[Dataset listings of figures]

-------

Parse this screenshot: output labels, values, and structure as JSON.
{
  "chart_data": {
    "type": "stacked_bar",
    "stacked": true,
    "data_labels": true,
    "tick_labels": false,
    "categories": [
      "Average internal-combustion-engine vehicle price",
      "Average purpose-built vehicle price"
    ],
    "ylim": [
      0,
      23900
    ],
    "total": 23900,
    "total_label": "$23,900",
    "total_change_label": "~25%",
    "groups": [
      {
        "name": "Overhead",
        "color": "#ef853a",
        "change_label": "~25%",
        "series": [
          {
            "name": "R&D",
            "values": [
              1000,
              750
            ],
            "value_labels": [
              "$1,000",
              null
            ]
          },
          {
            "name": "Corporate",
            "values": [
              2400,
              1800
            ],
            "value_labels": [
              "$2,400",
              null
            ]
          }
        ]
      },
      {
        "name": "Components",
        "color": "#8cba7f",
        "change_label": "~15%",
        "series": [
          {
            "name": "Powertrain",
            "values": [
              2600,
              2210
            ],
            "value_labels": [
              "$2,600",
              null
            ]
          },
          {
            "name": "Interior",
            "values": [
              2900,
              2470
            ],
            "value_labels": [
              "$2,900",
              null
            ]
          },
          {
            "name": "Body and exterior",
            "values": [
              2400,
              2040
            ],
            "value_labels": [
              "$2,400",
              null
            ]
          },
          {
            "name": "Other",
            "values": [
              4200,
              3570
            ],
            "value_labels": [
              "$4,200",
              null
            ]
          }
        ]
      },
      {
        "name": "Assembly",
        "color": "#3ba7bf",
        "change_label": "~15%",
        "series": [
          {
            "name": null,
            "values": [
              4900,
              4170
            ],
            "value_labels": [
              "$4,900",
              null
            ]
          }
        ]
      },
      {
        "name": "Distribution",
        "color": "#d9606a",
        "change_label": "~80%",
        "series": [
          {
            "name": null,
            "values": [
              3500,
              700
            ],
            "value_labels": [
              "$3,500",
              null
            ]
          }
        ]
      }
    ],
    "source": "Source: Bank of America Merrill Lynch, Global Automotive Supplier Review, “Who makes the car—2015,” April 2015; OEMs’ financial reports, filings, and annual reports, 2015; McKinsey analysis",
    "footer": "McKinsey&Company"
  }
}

-------

Return each line in the records that holds the string "Average".

Exercise solution
      "Average internal-combustion-engine vehicle price",
      "Average purpose-built vehicle price"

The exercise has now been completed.